Return all lines below containing the word "新闻学概论".
>> begin Listed records
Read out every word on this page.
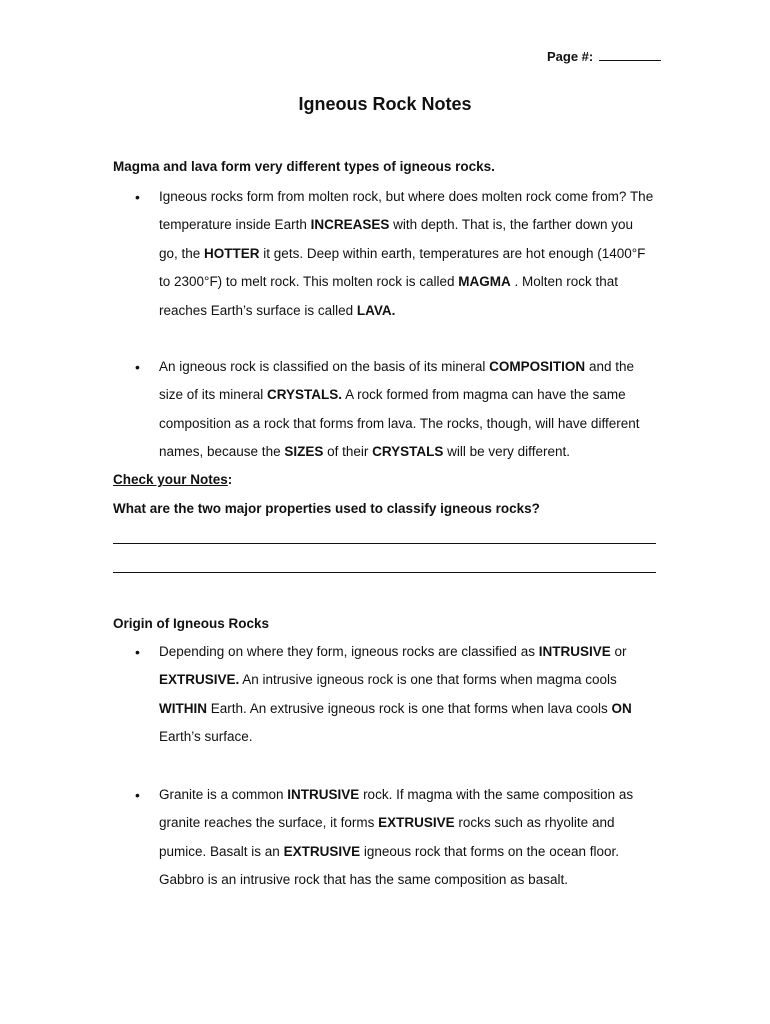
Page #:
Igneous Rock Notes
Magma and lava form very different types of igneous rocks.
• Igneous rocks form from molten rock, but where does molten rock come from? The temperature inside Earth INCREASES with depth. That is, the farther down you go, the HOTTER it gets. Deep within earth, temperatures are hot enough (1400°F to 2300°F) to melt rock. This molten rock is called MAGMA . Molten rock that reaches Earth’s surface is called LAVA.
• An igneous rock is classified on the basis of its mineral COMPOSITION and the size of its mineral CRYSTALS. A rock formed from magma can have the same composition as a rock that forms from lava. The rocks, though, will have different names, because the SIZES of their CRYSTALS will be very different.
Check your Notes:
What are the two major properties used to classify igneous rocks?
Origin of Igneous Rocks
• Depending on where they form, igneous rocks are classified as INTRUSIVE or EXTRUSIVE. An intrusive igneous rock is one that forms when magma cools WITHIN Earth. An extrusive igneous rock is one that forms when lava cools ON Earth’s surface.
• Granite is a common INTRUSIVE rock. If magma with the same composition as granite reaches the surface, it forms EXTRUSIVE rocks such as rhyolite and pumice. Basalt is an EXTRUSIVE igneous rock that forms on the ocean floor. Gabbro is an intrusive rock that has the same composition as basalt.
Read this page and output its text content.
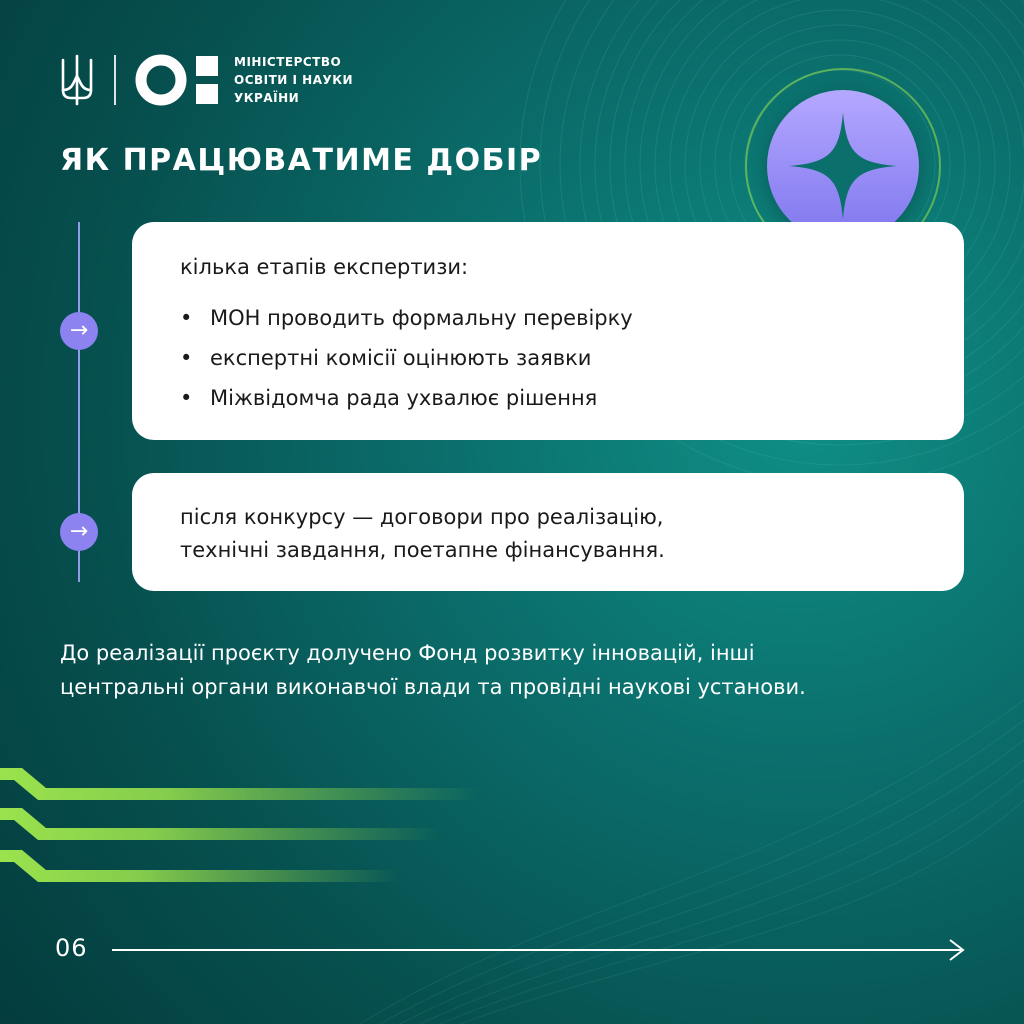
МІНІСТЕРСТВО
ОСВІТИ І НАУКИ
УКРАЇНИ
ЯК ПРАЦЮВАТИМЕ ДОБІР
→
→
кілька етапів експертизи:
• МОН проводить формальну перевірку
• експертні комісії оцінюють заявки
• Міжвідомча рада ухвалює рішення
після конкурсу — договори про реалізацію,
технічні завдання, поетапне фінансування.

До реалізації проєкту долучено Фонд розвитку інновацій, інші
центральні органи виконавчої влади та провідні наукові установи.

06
>> end Listed records
>> begin Listed records
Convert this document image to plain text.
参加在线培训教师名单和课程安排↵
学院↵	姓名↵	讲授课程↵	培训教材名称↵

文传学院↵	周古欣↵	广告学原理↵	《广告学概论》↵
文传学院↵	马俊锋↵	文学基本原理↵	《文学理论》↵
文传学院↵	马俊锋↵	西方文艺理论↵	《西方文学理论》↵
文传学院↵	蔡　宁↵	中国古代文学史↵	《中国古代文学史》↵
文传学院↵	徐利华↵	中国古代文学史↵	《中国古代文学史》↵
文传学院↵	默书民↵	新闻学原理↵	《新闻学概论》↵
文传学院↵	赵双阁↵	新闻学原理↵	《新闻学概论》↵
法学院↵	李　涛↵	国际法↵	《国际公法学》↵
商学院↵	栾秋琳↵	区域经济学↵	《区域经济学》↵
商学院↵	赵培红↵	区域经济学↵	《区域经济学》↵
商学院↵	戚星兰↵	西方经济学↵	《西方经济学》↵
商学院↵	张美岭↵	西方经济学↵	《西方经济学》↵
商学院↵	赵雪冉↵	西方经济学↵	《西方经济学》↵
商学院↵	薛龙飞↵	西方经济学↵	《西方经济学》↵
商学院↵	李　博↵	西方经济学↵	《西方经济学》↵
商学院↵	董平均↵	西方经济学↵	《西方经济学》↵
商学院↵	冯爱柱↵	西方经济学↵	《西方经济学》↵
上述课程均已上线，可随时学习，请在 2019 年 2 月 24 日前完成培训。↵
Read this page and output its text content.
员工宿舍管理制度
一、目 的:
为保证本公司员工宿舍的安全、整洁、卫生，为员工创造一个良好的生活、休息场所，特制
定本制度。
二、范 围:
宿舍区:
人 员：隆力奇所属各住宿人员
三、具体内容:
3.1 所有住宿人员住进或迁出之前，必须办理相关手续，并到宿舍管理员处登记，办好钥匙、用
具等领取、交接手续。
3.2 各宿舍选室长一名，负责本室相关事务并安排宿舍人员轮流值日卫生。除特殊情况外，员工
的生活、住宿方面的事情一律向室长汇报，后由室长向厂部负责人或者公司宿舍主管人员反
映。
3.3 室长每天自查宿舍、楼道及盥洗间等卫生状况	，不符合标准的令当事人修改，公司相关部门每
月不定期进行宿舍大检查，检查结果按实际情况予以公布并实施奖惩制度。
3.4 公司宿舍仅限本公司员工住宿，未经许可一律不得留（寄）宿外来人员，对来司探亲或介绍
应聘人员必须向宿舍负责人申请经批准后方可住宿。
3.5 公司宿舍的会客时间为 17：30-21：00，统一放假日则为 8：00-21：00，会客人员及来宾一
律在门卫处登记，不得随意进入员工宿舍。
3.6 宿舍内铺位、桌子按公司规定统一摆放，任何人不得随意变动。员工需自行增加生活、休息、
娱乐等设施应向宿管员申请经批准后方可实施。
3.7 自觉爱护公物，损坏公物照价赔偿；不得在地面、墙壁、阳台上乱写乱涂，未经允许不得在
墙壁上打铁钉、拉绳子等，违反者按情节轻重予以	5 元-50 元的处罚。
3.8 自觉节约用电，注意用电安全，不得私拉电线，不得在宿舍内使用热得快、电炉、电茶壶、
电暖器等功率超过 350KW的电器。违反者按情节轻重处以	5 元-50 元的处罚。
>> end Listed records
Final result:
文传学院↵	默书民↵	新闻学原理↵	《新闻学概论》↵
文传学院↵	赵双阁↵	新闻学原理↵	《新闻学概论》↵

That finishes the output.